Aim:
Pick out all lines of the entries that include the word "Провести" and copy them.

Records excerpted from a collection:
---*---
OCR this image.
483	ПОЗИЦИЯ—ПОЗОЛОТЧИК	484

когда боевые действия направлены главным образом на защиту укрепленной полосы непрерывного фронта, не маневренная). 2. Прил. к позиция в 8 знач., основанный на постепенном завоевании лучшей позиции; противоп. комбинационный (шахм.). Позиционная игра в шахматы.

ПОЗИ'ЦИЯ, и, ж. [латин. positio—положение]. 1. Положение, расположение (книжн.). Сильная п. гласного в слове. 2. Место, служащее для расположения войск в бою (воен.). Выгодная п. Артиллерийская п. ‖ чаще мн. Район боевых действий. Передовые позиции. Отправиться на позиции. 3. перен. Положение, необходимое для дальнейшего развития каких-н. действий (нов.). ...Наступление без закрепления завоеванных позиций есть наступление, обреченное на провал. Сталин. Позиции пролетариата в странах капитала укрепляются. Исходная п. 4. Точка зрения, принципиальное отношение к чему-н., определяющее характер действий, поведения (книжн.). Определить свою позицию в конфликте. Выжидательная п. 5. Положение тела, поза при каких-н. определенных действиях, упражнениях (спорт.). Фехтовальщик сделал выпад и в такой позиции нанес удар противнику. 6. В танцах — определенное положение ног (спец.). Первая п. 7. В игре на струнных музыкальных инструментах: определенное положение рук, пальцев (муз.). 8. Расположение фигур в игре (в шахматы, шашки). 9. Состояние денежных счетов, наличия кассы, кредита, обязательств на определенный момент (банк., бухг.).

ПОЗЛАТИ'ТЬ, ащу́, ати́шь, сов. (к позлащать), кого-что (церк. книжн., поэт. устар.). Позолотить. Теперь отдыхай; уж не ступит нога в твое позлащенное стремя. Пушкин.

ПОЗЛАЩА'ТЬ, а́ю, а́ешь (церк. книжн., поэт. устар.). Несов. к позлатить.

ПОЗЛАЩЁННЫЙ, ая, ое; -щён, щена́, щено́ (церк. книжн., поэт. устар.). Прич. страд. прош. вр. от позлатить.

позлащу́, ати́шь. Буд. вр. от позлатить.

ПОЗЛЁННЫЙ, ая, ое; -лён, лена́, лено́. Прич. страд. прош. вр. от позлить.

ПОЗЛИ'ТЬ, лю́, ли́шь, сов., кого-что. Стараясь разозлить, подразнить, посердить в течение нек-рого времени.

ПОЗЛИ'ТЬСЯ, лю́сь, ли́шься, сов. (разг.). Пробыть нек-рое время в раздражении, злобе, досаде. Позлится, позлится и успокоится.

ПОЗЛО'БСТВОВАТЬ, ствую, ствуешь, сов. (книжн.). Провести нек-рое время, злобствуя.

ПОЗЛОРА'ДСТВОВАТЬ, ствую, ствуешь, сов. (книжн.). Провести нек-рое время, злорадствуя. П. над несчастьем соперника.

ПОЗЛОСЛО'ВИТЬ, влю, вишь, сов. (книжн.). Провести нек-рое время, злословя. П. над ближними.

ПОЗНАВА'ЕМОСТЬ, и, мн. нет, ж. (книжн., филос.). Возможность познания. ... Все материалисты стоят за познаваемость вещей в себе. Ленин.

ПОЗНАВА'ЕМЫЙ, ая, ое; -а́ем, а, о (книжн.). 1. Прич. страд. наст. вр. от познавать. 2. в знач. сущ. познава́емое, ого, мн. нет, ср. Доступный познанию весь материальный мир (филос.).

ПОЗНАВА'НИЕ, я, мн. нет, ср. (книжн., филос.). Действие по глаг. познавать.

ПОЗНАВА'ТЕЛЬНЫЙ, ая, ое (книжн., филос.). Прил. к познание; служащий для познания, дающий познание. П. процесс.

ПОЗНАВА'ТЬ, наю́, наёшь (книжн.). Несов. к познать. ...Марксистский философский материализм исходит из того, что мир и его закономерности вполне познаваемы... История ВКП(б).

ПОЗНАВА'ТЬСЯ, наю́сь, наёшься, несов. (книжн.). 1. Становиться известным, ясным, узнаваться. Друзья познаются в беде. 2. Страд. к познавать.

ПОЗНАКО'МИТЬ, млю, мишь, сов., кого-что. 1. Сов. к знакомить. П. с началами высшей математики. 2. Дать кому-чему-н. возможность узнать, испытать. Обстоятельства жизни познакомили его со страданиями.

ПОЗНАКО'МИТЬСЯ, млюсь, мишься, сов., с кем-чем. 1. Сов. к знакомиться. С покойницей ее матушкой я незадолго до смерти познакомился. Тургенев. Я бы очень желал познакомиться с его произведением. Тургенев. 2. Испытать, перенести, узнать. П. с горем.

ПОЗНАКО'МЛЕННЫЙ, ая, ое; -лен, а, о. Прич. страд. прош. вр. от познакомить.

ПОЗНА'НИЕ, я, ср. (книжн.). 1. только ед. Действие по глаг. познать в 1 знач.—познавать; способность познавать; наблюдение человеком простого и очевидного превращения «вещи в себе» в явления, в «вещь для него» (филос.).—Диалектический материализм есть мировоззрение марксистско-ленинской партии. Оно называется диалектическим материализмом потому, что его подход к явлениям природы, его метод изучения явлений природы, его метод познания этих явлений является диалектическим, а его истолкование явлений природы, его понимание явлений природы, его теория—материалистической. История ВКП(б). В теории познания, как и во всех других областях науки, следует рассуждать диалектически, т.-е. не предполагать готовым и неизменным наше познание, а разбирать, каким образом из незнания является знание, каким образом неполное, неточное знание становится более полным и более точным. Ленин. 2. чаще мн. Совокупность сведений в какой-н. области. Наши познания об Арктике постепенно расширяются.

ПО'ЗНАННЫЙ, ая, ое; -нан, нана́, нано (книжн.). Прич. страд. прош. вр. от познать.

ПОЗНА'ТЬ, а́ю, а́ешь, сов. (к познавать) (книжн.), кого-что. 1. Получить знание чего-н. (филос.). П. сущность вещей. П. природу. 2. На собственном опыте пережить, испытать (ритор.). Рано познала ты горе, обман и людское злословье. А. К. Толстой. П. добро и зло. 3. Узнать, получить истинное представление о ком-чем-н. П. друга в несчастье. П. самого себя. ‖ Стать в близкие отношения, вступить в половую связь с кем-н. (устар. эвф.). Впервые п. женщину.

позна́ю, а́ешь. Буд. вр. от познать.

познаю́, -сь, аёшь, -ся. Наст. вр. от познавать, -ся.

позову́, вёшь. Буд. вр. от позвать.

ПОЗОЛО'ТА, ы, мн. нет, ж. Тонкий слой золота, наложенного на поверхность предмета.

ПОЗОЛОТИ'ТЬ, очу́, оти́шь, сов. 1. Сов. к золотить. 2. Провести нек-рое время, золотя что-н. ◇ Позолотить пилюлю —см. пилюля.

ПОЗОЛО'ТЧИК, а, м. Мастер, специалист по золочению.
---*---
Answer to this problem:
ПОЗЛО'БСТВОВАТЬ, ствую, ствуешь, сов. (книжн.). Провести нек-рое время, злобствуя.
ПОЗЛОРА'ДСТВОВАТЬ, ствую, ствуешь, сов. (книжн.). Провести нек-рое время, злорадствуя. П. над несчастьем соперника.
ПОЗЛОСЛО'ВИТЬ, влю, вишь, сов. (книжн.). Провести нек-рое время, злословя. П. над ближними.
ПОЗОЛОТИ'ТЬ, очу́, оти́шь, сов. 1. Сов. к золотить. 2. Провести нек-рое время, золотя что-н. ◇ Позолотить пилюлю —см. пилюля.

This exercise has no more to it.